Your task is to print all of the data word for word.

Source records:
- - -

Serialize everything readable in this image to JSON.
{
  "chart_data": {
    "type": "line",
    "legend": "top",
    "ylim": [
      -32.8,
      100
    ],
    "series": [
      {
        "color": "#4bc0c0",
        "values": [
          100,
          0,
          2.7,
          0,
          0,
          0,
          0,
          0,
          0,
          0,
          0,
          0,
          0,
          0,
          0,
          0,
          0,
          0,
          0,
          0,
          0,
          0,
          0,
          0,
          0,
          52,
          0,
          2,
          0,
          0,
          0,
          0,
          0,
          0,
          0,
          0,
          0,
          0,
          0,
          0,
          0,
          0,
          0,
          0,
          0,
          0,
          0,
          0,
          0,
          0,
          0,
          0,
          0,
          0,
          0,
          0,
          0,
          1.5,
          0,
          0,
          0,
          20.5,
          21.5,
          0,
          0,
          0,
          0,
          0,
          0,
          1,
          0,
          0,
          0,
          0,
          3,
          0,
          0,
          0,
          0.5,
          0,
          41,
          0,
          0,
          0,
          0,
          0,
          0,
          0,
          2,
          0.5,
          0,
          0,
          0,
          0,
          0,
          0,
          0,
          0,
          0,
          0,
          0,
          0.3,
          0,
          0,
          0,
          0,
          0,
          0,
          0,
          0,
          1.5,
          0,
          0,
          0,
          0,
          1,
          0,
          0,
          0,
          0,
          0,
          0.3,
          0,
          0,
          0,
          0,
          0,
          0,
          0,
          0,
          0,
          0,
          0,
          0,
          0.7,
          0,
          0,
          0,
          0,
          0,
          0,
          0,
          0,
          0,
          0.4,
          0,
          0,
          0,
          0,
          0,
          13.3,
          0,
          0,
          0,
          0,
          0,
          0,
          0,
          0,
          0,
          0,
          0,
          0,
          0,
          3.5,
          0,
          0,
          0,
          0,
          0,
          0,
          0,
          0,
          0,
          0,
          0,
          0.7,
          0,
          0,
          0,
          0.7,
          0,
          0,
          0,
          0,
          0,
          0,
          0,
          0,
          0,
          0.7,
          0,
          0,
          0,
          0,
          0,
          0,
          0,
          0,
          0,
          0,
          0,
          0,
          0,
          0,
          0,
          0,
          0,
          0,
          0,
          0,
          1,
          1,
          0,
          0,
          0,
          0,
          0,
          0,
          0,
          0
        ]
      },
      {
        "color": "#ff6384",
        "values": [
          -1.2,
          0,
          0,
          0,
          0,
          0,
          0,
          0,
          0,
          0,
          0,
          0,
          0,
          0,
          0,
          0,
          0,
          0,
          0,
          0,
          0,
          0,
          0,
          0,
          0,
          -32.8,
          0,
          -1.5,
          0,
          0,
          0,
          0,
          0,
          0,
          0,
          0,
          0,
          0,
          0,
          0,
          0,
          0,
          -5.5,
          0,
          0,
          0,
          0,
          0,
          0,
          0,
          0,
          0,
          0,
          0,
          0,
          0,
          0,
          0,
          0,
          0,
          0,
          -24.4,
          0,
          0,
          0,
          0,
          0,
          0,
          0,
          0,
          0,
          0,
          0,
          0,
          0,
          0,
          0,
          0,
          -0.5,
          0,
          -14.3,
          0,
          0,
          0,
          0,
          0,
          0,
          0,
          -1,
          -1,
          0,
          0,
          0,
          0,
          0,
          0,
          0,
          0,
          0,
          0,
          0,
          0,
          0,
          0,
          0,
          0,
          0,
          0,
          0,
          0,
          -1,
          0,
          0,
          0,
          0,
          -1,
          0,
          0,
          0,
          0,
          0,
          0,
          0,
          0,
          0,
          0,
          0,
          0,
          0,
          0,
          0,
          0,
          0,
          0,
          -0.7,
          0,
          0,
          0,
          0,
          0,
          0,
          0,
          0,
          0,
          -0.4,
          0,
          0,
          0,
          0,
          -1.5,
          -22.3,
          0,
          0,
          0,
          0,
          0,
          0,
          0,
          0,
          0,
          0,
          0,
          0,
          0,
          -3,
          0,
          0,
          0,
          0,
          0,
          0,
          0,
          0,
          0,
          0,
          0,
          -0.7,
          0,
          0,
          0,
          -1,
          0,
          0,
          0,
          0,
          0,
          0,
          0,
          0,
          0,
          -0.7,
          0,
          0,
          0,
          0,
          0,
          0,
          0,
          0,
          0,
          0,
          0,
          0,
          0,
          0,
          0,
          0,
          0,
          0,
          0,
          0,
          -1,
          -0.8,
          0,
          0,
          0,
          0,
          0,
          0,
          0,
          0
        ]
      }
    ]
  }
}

- - -

Task result:
Serialize everything readable in this image to JSON.
{
  "chart_data": {
    "type": "line",
    "legend": "top",
    "ylim": [
      -32.8,
      100
    ],
    "series": [
      {
        "color": "#4bc0c0",
        "values": [
          100,
          0,
          2.7,
          0,
          0,
          0,
          0,
          0,
          0,
          0,
          0,
          0,
          0,
          0,
          0,
          0,
          0,
          0,
          0,
          0,
          0,
          0,
          0,
          0,
          0,
          52,
          0,
          2,
          0,
          0,
          0,
          0,
          0,
          0,
          0,
          0,
          0,
          0,
          0,
          0,
          0,
          0,
          0,
          0,
          0,
          0,
          0,
          0,
          0,
          0,
          0,
          0,
          0,
          0,
          0,
          0,
          0,
          1.5,
          0,
          0,
          0,
          20.5,
          21.5,
          0,
          0,
          0,
          0,
          0,
          0,
          1,
          0,
          0,
          0,
          0,
          3,
          0,
          0,
          0,
          0.5,
          0,
          41,
          0,
          0,
          0,
          0,
          0,
          0,
          0,
          2,
          0.5,
          0,
          0,
          0,
          0,
          0,
          0,
          0,
          0,
          0,
          0,
          0,
          0.3,
          0,
          0,
          0,
          0,
          0,
          0,
          0,
          0,
          1.5,
          0,
          0,
          0,
          0,
          1,
          0,
          0,
          0,
          0,
          0,
          0.3,
          0,
          0,
          0,
          0,
          0,
          0,
          0,
          0,
          0,
          0,
          0,
          0,
          0.7,
          0,
          0,
          0,
          0,
          0,
          0,
          0,
          0,
          0,
          0.4,
          0,
          0,
          0,
          0,
          0,
          13.3,
          0,
          0,
          0,
          0,
          0,
          0,
          0,
          0,
          0,
          0,
          0,
          0,
          0,
          3.5,
          0,
          0,
          0,
          0,
          0,
          0,
          0,
          0,
          0,
          0,
          0,
          0.7,
          0,
          0,
          0,
          0.7,
          0,
          0,
          0,
          0,
          0,
          0,
          0,
          0,
          0,
          0.7,
          0,
          0,
          0,
          0,
          0,
          0,
          0,
          0,
          0,
          0,
          0,
          0,
          0,
          0,
          0,
          0,
          0,
          0,
          0,
          0,
          1,
          1,
          0,
          0,
          0,
          0,
          0,
          0,
          0,
          0
        ]
      },
      {
        "color": "#ff6384",
        "values": [
          -1.2,
          0,
          0,
          0,
          0,
          0,
          0,
          0,
          0,
          0,
          0,
          0,
          0,
          0,
          0,
          0,
          0,
          0,
          0,
          0,
          0,
          0,
          0,
          0,
          0,
          -32.8,
          0,
          -1.5,
          0,
          0,
          0,
          0,
          0,
          0,
          0,
          0,
          0,
          0,
          0,
          0,
          0,
          0,
          -5.5,
          0,
          0,
          0,
          0,
          0,
          0,
          0,
          0,
          0,
          0,
          0,
          0,
          0,
          0,
          0,
          0,
          0,
          0,
          -24.4,
          0,
          0,
          0,
          0,
          0,
          0,
          0,
          0,
          0,
          0,
          0,
          0,
          0,
          0,
          0,
          0,
          -0.5,
          0,
          -14.3,
          0,
          0,
          0,
          0,
          0,
          0,
          0,
          -1,
          -1,
          0,
          0,
          0,
          0,
          0,
          0,
          0,
          0,
          0,
          0,
          0,
          0,
          0,
          0,
          0,
          0,
          0,
          0,
          0,
          0,
          -1,
          0,
          0,
          0,
          0,
          -1,
          0,
          0,
          0,
          0,
          0,
          0,
          0,
          0,
          0,
          0,
          0,
          0,
          0,
          0,
          0,
          0,
          0,
          0,
          -0.7,
          0,
          0,
          0,
          0,
          0,
          0,
          0,
          0,
          0,
          -0.4,
          0,
          0,
          0,
          0,
          -1.5,
          -22.3,
          0,
          0,
          0,
          0,
          0,
          0,
          0,
          0,
          0,
          0,
          0,
          0,
          0,
          -3,
          0,
          0,
          0,
          0,
          0,
          0,
          0,
          0,
          0,
          0,
          0,
          -0.7,
          0,
          0,
          0,
          -1,
          0,
          0,
          0,
          0,
          0,
          0,
          0,
          0,
          0,
          -0.7,
          0,
          0,
          0,
          0,
          0,
          0,
          0,
          0,
          0,
          0,
          0,
          0,
          0,
          0,
          0,
          0,
          0,
          0,
          0,
          0,
          -1,
          -0.8,
          0,
          0,
          0,
          0,
          0,
          0,
          0,
          0
        ]
      }
    ]
  }
}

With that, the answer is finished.